## What to do
Copy out all of the data exactly as it appears.

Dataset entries
-- BEGIN --

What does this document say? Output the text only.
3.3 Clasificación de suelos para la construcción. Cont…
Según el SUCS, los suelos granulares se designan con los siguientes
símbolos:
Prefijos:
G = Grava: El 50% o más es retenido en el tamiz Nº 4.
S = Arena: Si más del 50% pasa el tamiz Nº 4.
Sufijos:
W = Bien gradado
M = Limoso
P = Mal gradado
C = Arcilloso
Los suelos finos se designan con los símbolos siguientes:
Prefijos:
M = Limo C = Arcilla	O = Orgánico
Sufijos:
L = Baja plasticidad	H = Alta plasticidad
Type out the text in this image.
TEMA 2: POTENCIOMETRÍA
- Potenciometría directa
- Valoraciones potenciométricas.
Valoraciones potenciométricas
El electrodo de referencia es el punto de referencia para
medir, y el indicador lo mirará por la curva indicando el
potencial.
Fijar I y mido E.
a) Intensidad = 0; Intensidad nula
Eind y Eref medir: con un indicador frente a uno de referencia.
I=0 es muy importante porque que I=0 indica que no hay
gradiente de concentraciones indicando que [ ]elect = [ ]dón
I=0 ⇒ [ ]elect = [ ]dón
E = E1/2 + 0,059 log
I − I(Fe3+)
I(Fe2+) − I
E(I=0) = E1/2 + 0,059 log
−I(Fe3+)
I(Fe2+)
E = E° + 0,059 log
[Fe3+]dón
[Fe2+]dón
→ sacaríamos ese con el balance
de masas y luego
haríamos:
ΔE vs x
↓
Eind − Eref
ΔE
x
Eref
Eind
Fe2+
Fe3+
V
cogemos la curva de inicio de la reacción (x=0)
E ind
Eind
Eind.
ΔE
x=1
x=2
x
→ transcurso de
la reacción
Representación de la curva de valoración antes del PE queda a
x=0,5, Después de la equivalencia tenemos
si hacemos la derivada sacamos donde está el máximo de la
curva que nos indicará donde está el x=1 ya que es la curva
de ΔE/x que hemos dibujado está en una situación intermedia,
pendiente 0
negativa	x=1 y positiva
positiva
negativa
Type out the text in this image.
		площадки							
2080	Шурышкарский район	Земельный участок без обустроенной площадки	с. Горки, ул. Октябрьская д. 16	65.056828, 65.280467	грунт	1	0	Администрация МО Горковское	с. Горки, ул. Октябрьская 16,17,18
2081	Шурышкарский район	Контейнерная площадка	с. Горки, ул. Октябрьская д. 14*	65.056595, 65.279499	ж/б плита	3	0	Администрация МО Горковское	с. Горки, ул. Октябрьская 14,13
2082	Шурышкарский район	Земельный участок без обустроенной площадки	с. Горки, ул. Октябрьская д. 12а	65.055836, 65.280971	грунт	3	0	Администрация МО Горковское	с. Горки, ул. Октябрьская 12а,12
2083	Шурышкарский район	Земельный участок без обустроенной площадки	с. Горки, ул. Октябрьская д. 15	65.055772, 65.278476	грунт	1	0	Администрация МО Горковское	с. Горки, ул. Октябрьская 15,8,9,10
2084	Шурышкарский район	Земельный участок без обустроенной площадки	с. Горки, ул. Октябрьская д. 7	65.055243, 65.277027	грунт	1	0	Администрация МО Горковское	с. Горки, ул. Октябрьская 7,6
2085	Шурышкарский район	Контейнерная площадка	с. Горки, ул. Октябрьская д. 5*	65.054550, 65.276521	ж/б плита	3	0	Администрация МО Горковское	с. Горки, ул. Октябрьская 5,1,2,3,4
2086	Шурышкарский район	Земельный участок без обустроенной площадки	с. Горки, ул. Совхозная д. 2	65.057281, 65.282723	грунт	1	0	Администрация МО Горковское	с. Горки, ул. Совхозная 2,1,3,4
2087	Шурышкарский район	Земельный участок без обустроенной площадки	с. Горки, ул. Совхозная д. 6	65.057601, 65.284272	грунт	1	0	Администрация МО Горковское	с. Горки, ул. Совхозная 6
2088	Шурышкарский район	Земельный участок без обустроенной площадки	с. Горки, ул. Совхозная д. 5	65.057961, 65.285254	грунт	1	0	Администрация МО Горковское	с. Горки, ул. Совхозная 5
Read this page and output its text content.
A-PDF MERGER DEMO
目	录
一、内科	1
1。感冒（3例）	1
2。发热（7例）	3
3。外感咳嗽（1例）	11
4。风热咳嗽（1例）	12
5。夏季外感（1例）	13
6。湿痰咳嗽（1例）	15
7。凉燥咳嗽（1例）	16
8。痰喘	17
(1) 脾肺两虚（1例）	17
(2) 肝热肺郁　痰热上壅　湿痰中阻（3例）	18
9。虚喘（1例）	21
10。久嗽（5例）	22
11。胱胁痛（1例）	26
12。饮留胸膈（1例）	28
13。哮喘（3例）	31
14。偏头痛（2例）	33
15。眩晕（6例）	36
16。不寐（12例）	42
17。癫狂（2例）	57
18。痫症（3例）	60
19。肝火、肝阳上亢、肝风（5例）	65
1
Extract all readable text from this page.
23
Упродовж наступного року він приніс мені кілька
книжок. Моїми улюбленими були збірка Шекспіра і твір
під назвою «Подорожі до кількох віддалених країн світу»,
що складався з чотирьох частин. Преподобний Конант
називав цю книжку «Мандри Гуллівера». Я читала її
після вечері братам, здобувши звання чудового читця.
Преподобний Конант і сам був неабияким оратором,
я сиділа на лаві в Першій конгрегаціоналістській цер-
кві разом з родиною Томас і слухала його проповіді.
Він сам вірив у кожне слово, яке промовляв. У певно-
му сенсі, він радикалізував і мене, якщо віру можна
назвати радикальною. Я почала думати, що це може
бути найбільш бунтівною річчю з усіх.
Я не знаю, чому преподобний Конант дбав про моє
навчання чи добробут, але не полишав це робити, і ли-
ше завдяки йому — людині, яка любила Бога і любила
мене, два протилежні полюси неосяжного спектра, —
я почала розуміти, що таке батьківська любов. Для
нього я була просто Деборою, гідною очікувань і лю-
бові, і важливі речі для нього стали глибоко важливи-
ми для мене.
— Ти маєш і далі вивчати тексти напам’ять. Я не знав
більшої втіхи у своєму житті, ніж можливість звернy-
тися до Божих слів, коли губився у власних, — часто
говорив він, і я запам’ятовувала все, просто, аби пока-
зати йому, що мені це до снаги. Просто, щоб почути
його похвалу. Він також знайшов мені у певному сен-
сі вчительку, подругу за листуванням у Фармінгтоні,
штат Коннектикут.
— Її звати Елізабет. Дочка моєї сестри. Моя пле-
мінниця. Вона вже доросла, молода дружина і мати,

-- END --

## The output
What does this document say? Output the text only.
3.3 Clasificación de suelos para la construcción. Cont…
Según el SUCS, los suelos granulares se designan con los siguientes
símbolos:
Prefijos:
G = Grava: El 50% o más es retenido en el tamiz Nº 4.
S = Arena: Si más del 50% pasa el tamiz Nº 4.
Sufijos:
W = Bien gradado
M = Limoso
P = Mal gradado
C = Arcilloso
Los suelos finos se designan con los símbolos siguientes:
Prefijos:
M = Limo C = Arcilla	O = Orgánico
Sufijos:
L = Baja plasticidad	H = Alta plasticidad
Type out the text in this image.
TEMA 2: POTENCIOMETRÍA
- Potenciometría directa
- Valoraciones potenciométricas.
Valoraciones potenciométricas
El electrodo de referencia es el punto de referencia para
medir, y el indicador lo mirará por la curva indicando el
potencial.
Fijar I y mido E.
a) Intensidad = 0; Intensidad nula
Eind y Eref medir: con un indicador frente a uno de referencia.
I=0 es muy importante porque que I=0 indica que no hay
gradiente de concentraciones indicando que [ ]elect = [ ]dón
I=0 ⇒ [ ]elect = [ ]dón
E = E1/2 + 0,059 log
I − I(Fe3+)
I(Fe2+) − I
E(I=0) = E1/2 + 0,059 log
−I(Fe3+)
I(Fe2+)
E = E° + 0,059 log
[Fe3+]dón
[Fe2+]dón
→ sacaríamos ese con el balance
de masas y luego
haríamos:
ΔE vs x
↓
Eind − Eref
ΔE
x
Eref
Eind
Fe2+
Fe3+
V
cogemos la curva de inicio de la reacción (x=0)
E ind
Eind
Eind.
ΔE
x=1
x=2
x
→ transcurso de
la reacción
Representación de la curva de valoración antes del PE queda a
x=0,5, Después de la equivalencia tenemos
si hacemos la derivada sacamos donde está el máximo de la
curva que nos indicará donde está el x=1 ya que es la curva
de ΔE/x que hemos dibujado está en una situación intermedia,
pendiente 0
negativa	x=1 y positiva
positiva
negativa
Type out the text in this image.
		площадки							
2080	Шурышкарский район	Земельный участок без обустроенной площадки	с. Горки, ул. Октябрьская д. 16	65.056828, 65.280467	грунт	1	0	Администрация МО Горковское	с. Горки, ул. Октябрьская 16,17,18
2081	Шурышкарский район	Контейнерная площадка	с. Горки, ул. Октябрьская д. 14*	65.056595, 65.279499	ж/б плита	3	0	Администрация МО Горковское	с. Горки, ул. Октябрьская 14,13
2082	Шурышкарский район	Земельный участок без обустроенной площадки	с. Горки, ул. Октябрьская д. 12а	65.055836, 65.280971	грунт	3	0	Администрация МО Горковское	с. Горки, ул. Октябрьская 12а,12
2083	Шурышкарский район	Земельный участок без обустроенной площадки	с. Горки, ул. Октябрьская д. 15	65.055772, 65.278476	грунт	1	0	Администрация МО Горковское	с. Горки, ул. Октябрьская 15,8,9,10
2084	Шурышкарский район	Земельный участок без обустроенной площадки	с. Горки, ул. Октябрьская д. 7	65.055243, 65.277027	грунт	1	0	Администрация МО Горковское	с. Горки, ул. Октябрьская 7,6
2085	Шурышкарский район	Контейнерная площадка	с. Горки, ул. Октябрьская д. 5*	65.054550, 65.276521	ж/б плита	3	0	Администрация МО Горковское	с. Горки, ул. Октябрьская 5,1,2,3,4
2086	Шурышкарский район	Земельный участок без обустроенной площадки	с. Горки, ул. Совхозная д. 2	65.057281, 65.282723	грунт	1	0	Администрация МО Горковское	с. Горки, ул. Совхозная 2,1,3,4
2087	Шурышкарский район	Земельный участок без обустроенной площадки	с. Горки, ул. Совхозная д. 6	65.057601, 65.284272	грунт	1	0	Администрация МО Горковское	с. Горки, ул. Совхозная 6
2088	Шурышкарский район	Земельный участок без обустроенной площадки	с. Горки, ул. Совхозная д. 5	65.057961, 65.285254	грунт	1	0	Администрация МО Горковское	с. Горки, ул. Совхозная 5
Read this page and output its text content.
A-PDF MERGER DEMO
目	录
一、内科	1
1。感冒（3例）	1
2。发热（7例）	3
3。外感咳嗽（1例）	11
4。风热咳嗽（1例）	12
5。夏季外感（1例）	13
6。湿痰咳嗽（1例）	15
7。凉燥咳嗽（1例）	16
8。痰喘	17
(1) 脾肺两虚（1例）	17
(2) 肝热肺郁　痰热上壅　湿痰中阻（3例）	18
9。虚喘（1例）	21
10。久嗽（5例）	22
11。胱胁痛（1例）	26
12。饮留胸膈（1例）	28
13。哮喘（3例）	31
14。偏头痛（2例）	33
15。眩晕（6例）	36
16。不寐（12例）	42
17。癫狂（2例）	57
18。痫症（3例）	60
19。肝火、肝阳上亢、肝风（5例）	65
1
Extract all readable text from this page.
23
Упродовж наступного року він приніс мені кілька
книжок. Моїми улюбленими були збірка Шекспіра і твір
під назвою «Подорожі до кількох віддалених країн світу»,
що складався з чотирьох частин. Преподобний Конант
називав цю книжку «Мандри Гуллівера». Я читала її
після вечері братам, здобувши звання чудового читця.
Преподобний Конант і сам був неабияким оратором,
я сиділа на лаві в Першій конгрегаціоналістській цер-
кві разом з родиною Томас і слухала його проповіді.
Він сам вірив у кожне слово, яке промовляв. У певно-
му сенсі, він радикалізував і мене, якщо віру можна
назвати радикальною. Я почала думати, що це може
бути найбільш бунтівною річчю з усіх.
Я не знаю, чому преподобний Конант дбав про моє
навчання чи добробут, але не полишав це робити, і ли-
ше завдяки йому — людині, яка любила Бога і любила
мене, два протилежні полюси неосяжного спектра, —
я почала розуміти, що таке батьківська любов. Для
нього я була просто Деборою, гідною очікувань і лю-
бові, і важливі речі для нього стали глибоко важливи-
ми для мене.
— Ти маєш і далі вивчати тексти напам’ять. Я не знав
більшої втіхи у своєму житті, ніж можливість звернy-
тися до Божих слів, коли губився у власних, — часто
говорив він, і я запам’ятовувала все, просто, аби пока-
зати йому, що мені це до снаги. Просто, щоб почути
його похвалу. Він також знайшов мені у певному сен-
сі вчительку, подругу за листуванням у Фармінгтоні,
штат Коннектикут.
— Її звати Елізабет. Дочка моєї сестри. Моя пле-
мінниця. Вона вже доросла, молода дружина і мати,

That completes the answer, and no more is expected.